● WHAT NEEDS TO BE DONE: Show each line of the data below that has the string "古生物学" in it.

====== PROVIDED RECORDS

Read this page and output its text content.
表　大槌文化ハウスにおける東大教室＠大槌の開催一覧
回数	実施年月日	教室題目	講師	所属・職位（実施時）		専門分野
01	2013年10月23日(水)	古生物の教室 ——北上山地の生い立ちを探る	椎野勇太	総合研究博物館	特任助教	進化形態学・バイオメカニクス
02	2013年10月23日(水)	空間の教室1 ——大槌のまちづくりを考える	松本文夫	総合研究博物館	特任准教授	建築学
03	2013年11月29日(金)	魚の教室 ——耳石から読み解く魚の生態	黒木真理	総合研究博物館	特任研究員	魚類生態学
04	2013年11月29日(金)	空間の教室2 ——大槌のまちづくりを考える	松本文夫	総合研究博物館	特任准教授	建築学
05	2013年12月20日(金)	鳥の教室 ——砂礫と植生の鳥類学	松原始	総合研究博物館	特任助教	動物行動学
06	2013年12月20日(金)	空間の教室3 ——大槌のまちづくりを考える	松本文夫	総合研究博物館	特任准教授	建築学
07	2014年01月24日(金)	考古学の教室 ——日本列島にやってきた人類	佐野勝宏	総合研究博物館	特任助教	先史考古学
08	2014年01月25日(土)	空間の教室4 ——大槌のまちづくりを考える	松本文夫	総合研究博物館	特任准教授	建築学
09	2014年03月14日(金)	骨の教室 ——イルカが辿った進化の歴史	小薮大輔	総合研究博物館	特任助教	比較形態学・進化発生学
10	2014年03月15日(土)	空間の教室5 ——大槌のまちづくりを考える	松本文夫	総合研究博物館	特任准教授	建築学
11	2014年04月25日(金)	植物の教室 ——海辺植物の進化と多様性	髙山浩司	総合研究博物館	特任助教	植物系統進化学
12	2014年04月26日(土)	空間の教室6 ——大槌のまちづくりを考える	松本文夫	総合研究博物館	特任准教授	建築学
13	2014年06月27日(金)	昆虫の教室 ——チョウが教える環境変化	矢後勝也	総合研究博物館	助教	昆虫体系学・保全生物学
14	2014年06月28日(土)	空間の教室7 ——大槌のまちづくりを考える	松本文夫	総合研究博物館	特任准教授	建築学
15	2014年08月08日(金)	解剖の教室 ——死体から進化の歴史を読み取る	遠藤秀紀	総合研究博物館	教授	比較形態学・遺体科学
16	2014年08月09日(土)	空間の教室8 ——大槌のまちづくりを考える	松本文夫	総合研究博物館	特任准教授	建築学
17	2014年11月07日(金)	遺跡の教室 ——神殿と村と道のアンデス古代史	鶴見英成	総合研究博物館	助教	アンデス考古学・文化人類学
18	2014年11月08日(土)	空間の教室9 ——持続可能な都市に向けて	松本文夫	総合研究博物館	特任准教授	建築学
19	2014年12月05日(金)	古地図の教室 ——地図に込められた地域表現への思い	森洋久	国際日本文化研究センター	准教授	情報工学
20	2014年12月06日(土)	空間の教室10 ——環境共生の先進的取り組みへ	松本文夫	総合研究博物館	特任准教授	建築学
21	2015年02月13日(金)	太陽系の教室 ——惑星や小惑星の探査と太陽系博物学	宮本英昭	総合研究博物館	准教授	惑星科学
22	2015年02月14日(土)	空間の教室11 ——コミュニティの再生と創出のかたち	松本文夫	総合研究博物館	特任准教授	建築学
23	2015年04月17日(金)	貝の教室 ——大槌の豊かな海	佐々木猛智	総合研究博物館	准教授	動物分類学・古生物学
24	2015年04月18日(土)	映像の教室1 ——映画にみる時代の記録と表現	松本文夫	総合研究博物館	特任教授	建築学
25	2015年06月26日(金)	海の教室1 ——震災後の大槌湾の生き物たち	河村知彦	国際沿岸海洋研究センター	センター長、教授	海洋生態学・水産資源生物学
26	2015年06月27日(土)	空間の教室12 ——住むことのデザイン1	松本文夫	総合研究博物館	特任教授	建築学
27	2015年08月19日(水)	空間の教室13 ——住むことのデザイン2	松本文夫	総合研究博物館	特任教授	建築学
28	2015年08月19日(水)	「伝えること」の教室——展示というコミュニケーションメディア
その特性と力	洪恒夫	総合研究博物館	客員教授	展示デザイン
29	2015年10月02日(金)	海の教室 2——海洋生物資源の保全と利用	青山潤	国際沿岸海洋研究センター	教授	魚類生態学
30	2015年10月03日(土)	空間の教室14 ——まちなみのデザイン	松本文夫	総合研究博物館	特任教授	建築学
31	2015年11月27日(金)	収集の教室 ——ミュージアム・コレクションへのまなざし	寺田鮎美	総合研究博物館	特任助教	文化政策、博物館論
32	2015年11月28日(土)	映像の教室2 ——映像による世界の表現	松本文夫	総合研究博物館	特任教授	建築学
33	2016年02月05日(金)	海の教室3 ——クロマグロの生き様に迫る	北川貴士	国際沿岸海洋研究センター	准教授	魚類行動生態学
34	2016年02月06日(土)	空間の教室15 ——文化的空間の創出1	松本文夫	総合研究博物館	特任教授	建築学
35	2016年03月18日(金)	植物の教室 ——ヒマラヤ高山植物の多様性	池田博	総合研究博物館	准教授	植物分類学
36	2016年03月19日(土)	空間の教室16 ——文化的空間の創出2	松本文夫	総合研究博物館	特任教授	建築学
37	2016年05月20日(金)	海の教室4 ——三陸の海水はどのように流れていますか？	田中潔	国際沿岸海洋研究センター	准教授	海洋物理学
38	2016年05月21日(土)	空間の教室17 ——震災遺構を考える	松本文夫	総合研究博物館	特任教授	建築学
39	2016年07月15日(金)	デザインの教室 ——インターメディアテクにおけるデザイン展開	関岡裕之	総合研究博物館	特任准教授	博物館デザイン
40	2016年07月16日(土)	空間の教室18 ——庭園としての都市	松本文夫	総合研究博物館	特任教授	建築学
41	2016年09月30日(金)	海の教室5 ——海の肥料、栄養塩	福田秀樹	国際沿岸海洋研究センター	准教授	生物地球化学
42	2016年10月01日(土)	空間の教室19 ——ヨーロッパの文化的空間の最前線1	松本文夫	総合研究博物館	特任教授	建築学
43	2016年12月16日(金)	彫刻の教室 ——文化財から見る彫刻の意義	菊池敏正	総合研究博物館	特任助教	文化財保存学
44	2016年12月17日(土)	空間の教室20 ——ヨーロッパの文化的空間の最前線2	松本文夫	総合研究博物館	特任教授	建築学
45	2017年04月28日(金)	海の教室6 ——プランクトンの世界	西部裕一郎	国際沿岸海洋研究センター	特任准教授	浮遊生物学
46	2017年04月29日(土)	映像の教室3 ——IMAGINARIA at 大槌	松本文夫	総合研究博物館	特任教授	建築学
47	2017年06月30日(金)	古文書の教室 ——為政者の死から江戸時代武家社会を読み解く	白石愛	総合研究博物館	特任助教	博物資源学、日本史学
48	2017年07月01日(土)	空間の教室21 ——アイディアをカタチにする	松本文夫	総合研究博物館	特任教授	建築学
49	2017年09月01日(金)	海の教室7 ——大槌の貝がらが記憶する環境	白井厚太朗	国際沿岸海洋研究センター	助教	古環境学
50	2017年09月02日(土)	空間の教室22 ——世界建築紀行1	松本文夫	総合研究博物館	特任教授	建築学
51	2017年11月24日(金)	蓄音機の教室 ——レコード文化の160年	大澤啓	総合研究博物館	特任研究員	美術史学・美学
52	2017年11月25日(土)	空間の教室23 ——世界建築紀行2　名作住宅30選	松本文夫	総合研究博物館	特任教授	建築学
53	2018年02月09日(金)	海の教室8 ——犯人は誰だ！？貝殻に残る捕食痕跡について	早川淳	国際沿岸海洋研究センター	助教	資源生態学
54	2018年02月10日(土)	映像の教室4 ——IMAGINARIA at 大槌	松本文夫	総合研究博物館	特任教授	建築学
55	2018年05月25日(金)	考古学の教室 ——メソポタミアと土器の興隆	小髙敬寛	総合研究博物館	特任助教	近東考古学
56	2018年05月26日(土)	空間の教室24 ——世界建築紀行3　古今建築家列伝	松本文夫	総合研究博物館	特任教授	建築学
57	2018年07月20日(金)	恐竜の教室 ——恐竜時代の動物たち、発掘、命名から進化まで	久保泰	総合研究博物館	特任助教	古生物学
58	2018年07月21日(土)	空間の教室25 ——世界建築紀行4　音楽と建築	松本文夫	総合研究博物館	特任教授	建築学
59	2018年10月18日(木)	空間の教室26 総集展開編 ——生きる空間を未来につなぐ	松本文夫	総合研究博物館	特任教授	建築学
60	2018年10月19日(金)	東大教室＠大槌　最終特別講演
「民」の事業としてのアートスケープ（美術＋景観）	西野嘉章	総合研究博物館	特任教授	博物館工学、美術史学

============

● REPLY:
23	2015年04月17日(金)	貝の教室 ——大槌の豊かな海	佐々木猛智	総合研究博物館	准教授	動物分類学・古生物学
57	2018年07月20日(金)	恐竜の教室 ——恐竜時代の動物たち、発掘、命名から進化まで	久保泰	総合研究博物館	特任助教	古生物学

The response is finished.